Filter this material down to the lines that hold "akan", copying each one.

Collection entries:
* * * * *

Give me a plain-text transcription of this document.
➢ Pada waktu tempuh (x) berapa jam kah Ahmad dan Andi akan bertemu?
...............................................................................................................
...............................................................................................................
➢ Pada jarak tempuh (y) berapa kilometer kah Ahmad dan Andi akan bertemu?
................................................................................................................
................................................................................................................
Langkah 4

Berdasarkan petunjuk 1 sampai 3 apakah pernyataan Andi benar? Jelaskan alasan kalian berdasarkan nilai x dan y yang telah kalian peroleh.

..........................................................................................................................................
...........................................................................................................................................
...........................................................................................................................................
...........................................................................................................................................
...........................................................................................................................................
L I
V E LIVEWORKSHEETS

* * * * *

*ANSWER TO THE TASK*.
➢ Pada waktu tempuh (x) berapa jam kah Ahmad dan Andi akan bertemu?
➢ Pada jarak tempuh (y) berapa kilometer kah Ahmad dan Andi akan bertemu?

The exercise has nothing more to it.